:: Given request ::
Write out each line exactly as it stands, please.
## Begin Data entries
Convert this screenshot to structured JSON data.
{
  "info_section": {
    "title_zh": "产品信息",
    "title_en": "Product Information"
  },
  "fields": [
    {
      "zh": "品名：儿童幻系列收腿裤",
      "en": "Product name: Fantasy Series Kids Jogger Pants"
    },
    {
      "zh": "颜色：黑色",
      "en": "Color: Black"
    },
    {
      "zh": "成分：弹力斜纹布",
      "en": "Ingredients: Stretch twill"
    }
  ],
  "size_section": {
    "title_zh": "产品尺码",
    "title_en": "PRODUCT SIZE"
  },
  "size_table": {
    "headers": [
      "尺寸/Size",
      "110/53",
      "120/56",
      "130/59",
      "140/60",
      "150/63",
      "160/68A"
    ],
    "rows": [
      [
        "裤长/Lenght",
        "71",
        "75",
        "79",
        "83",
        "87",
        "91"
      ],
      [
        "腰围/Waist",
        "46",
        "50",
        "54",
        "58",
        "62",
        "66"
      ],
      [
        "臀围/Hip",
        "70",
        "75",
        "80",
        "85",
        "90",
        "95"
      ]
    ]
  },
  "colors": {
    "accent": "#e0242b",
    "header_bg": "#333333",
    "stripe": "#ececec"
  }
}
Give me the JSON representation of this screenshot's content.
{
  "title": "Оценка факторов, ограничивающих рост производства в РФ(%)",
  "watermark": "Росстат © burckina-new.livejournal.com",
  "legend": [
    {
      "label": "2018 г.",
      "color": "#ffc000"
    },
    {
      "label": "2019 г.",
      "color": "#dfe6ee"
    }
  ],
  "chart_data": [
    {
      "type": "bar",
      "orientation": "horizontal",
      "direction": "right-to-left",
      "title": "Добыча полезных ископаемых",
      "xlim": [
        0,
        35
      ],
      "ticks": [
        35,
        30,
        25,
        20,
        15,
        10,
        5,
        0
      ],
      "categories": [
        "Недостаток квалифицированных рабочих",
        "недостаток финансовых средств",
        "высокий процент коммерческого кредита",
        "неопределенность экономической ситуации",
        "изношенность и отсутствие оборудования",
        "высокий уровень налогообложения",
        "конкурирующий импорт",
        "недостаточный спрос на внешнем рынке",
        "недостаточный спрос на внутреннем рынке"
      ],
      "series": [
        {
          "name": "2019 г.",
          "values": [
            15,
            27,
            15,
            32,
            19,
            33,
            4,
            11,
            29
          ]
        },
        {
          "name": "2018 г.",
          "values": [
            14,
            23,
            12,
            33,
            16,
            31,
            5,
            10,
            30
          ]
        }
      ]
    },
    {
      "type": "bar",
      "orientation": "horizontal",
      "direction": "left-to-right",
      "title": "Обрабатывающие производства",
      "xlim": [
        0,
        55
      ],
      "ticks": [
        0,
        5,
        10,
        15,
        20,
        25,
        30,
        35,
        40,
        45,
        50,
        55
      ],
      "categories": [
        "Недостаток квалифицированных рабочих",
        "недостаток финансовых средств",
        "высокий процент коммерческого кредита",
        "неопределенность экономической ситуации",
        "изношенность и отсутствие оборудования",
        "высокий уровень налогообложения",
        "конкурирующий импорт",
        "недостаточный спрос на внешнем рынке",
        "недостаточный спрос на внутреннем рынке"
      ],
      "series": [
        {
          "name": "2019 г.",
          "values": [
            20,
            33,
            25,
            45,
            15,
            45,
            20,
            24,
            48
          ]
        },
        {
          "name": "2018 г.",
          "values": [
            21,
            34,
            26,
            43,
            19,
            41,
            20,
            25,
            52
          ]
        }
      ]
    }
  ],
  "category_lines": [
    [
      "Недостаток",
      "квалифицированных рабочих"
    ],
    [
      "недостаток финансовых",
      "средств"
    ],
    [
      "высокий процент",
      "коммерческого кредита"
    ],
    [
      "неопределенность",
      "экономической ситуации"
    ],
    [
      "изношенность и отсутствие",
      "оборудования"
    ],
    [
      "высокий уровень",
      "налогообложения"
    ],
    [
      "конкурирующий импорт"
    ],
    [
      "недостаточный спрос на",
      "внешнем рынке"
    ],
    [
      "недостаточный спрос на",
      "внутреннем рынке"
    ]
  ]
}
## End Data entries
:: Answer to the task ::
Convert this screenshot to structured JSON data.
{
  "info_section": {
    "title_zh": "产品信息",
    "title_en": "Product Information"
  },
  "fields": [
    {
      "zh": "品名：儿童幻系列收腿裤",
      "en": "Product name: Fantasy Series Kids Jogger Pants"
    },
    {
      "zh": "颜色：黑色",
      "en": "Color: Black"
    },
    {
      "zh": "成分：弹力斜纹布",
      "en": "Ingredients: Stretch twill"
    }
  ],
  "size_section": {
    "title_zh": "产品尺码",
    "title_en": "PRODUCT SIZE"
  },
  "size_table": {
    "headers": [
      "尺寸/Size",
      "110/53",
      "120/56",
      "130/59",
      "140/60",
      "150/63",
      "160/68A"
    ],
    "rows": [
      [
        "裤长/Lenght",
        "71",
        "75",
        "79",
        "83",
        "87",
        "91"
      ],
      [
        "腰围/Waist",
        "46",
        "50",
        "54",
        "58",
        "62",
        "66"
      ],
      [
        "臀围/Hip",
        "70",
        "75",
        "80",
        "85",
        "90",
        "95"
      ]
    ]
  },
  "colors": {
    "accent": "#e0242b",
    "header_bg": "#333333",
    "stripe": "#ececec"
  }
}
Give me the JSON representation of this screenshot's content.
{
  "title": "Оценка факторов, ограничивающих рост производства в РФ(%)",
  "watermark": "Росстат © burckina-new.livejournal.com",
  "legend": [
    {
      "label": "2018 г.",
      "color": "#ffc000"
    },
    {
      "label": "2019 г.",
      "color": "#dfe6ee"
    }
  ],
  "chart_data": [
    {
      "type": "bar",
      "orientation": "horizontal",
      "direction": "right-to-left",
      "title": "Добыча полезных ископаемых",
      "xlim": [
        0,
        35
      ],
      "ticks": [
        35,
        30,
        25,
        20,
        15,
        10,
        5,
        0
      ],
      "categories": [
        "Недостаток квалифицированных рабочих",
        "недостаток финансовых средств",
        "высокий процент коммерческого кредита",
        "неопределенность экономической ситуации",
        "изношенность и отсутствие оборудования",
        "высокий уровень налогообложения",
        "конкурирующий импорт",
        "недостаточный спрос на внешнем рынке",
        "недостаточный спрос на внутреннем рынке"
      ],
      "series": [
        {
          "name": "2019 г.",
          "values": [
            15,
            27,
            15,
            32,
            19,
            33,
            4,
            11,
            29
          ]
        },
        {
          "name": "2018 г.",
          "values": [
            14,
            23,
            12,
            33,
            16,
            31,
            5,
            10,
            30
          ]
        }
      ]
    },
    {
      "type": "bar",
      "orientation": "horizontal",
      "direction": "left-to-right",
      "title": "Обрабатывающие производства",
      "xlim": [
        0,
        55
      ],
      "ticks": [
        0,
        5,
        10,
        15,
        20,
        25,
        30,
        35,
        40,
        45,
        50,
        55
      ],
      "categories": [
        "Недостаток квалифицированных рабочих",
        "недостаток финансовых средств",
        "высокий процент коммерческого кредита",
        "неопределенность экономической ситуации",
        "изношенность и отсутствие оборудования",
        "высокий уровень налогообложения",
        "конкурирующий импорт",
        "недостаточный спрос на внешнем рынке",
        "недостаточный спрос на внутреннем рынке"
      ],
      "series": [
        {
          "name": "2019 г.",
          "values": [
            20,
            33,
            25,
            45,
            15,
            45,
            20,
            24,
            48
          ]
        },
        {
          "name": "2018 г.",
          "values": [
            21,
            34,
            26,
            43,
            19,
            41,
            20,
            25,
            52
          ]
        }
      ]
    }
  ],
  "category_lines": [
    [
      "Недостаток",
      "квалифицированных рабочих"
    ],
    [
      "недостаток финансовых",
      "средств"
    ],
    [
      "высокий процент",
      "коммерческого кредита"
    ],
    [
      "неопределенность",
      "экономической ситуации"
    ],
    [
      "изношенность и отсутствие",
      "оборудования"
    ],
    [
      "высокий уровень",
      "налогообложения"
    ],
    [
      "конкурирующий импорт"
    ],
    [
      "недостаточный спрос на",
      "внешнем рынке"
    ],
    [
      "недостаточный спрос на",
      "внутреннем рынке"
    ]
  ]
}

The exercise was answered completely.